===== Reading text =====
CS335 Projects

The CS335 course project is your opportunity to apply state-of-the-art machine learning methods to one of three "impactful" application areas: (A) Health, (B) Education, or (C) Climate Change.

Aside from intrinsic benefit, course projects are an opportunity to demonstrate your machine learning knowledge and potentially add to a portfolio you can use for job or graduate school applications. Previous students have even submitted outstanding course projects for publication!

Logistics

Project groups will have minimum 2 students and maximum 3 students.

Students are expected to contribute equally to the project. The amount of work should scale to the number of students in the group and will be graded as such (groups with 3 students will be expected to produce more work than groups with 2 students).

Examples and resources will be focused on the three "impactful" application areas. However, students may propose a project that is outside these three areas if they can convince the instructor it is also impactful.
=====
Written tasks:
A. According to the CS335 projects page, why will a group of three students be expected to produce more work than a group of two?
B. From the CS335 projects page, reproduce the part that opens with the words containing "Examples and resources" and closes with "is also impactful.".
===== Supplied data =====
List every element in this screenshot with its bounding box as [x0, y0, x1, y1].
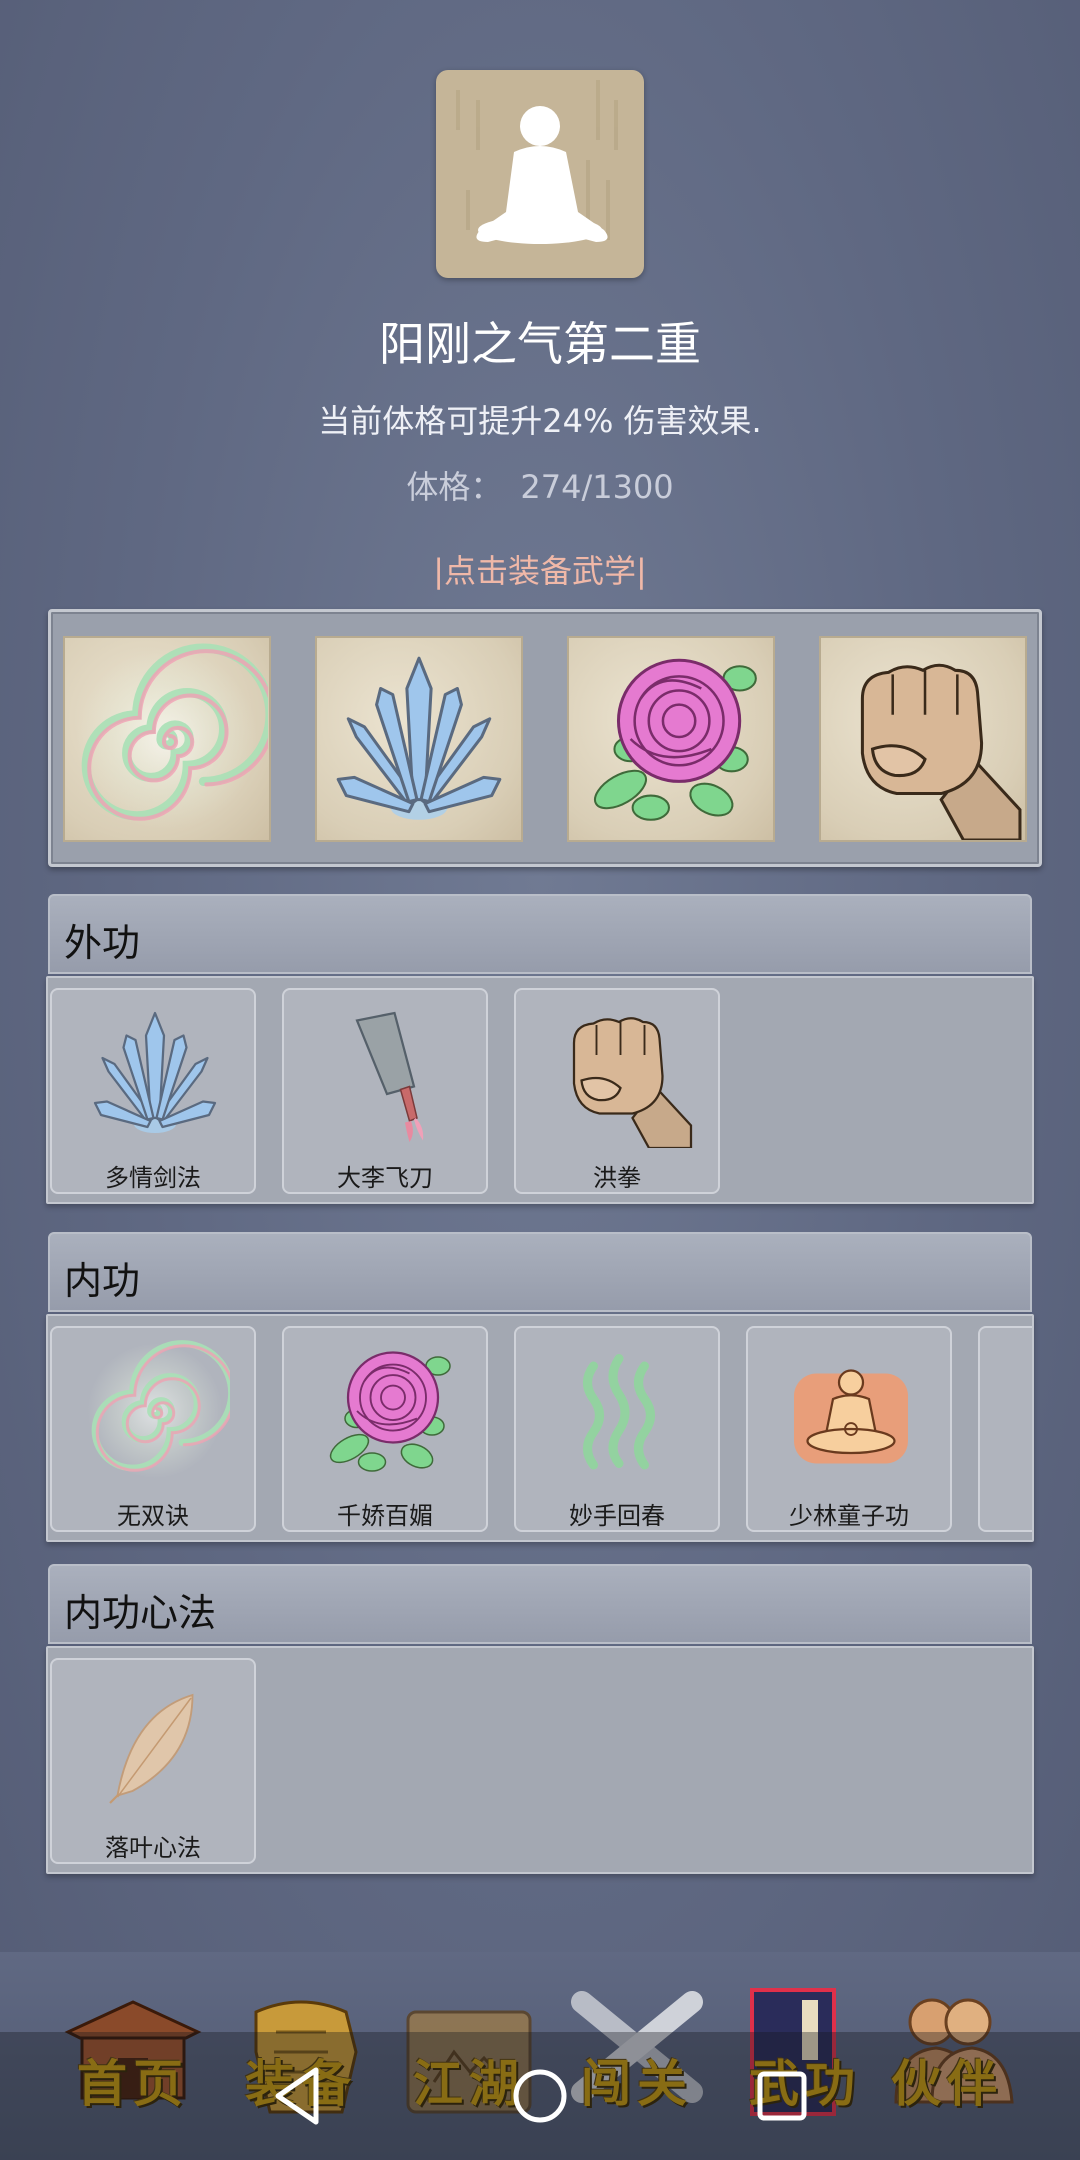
=====
Full solutions:
A. Students are expected to contribute equally, so the amount of work should scale to the number of students in the group and is graded that way. A group of three students therefore has to produce more work than a group of two.

B.
Examples and resources will be focused on the three "impactful" application areas. However, students may propose a project that is outside these three areas if they can convince the instructor it is also impactful.